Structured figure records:
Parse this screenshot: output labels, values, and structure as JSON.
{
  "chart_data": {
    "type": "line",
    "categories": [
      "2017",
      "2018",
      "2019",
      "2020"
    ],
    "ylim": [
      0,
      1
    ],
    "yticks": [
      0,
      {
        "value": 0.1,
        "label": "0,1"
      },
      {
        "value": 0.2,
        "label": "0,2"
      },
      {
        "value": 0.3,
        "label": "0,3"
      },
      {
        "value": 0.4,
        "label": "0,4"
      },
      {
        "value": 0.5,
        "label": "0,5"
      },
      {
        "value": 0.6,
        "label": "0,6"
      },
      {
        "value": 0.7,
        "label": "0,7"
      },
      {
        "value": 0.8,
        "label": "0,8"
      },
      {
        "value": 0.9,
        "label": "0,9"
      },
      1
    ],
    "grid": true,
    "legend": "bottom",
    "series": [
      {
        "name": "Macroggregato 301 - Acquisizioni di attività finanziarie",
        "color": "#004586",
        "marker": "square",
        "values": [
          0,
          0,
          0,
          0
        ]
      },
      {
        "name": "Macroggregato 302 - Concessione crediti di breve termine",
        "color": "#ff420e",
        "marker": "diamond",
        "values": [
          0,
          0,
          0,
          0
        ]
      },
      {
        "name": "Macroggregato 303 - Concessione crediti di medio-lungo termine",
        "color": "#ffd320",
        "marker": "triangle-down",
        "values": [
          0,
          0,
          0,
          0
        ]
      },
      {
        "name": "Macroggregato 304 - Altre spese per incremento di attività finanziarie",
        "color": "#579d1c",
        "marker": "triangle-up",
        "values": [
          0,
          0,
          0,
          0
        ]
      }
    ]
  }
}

**The task**
Copy out each line above, character for character.

**Complete answer**
Parse this screenshot: output labels, values, and structure as JSON.
{
  "chart_data": {
    "type": "line",
    "categories": [
      "2017",
      "2018",
      "2019",
      "2020"
    ],
    "ylim": [
      0,
      1
    ],
    "yticks": [
      0,
      {
        "value": 0.1,
        "label": "0,1"
      },
      {
        "value": 0.2,
        "label": "0,2"
      },
      {
        "value": 0.3,
        "label": "0,3"
      },
      {
        "value": 0.4,
        "label": "0,4"
      },
      {
        "value": 0.5,
        "label": "0,5"
      },
      {
        "value": 0.6,
        "label": "0,6"
      },
      {
        "value": 0.7,
        "label": "0,7"
      },
      {
        "value": 0.8,
        "label": "0,8"
      },
      {
        "value": 0.9,
        "label": "0,9"
      },
      1
    ],
    "grid": true,
    "legend": "bottom",
    "series": [
      {
        "name": "Macroggregato 301 - Acquisizioni di attività finanziarie",
        "color": "#004586",
        "marker": "square",
        "values": [
          0,
          0,
          0,
          0
        ]
      },
      {
        "name": "Macroggregato 302 - Concessione crediti di breve termine",
        "color": "#ff420e",
        "marker": "diamond",
        "values": [
          0,
          0,
          0,
          0
        ]
      },
      {
        "name": "Macroggregato 303 - Concessione crediti di medio-lungo termine",
        "color": "#ffd320",
        "marker": "triangle-down",
        "values": [
          0,
          0,
          0,
          0
        ]
      },
      {
        "name": "Macroggregato 304 - Altre spese per incremento di attività finanziarie",
        "color": "#579d1c",
        "marker": "triangle-up",
        "values": [
          0,
          0,
          0,
          0
        ]
      }
    ]
  }
}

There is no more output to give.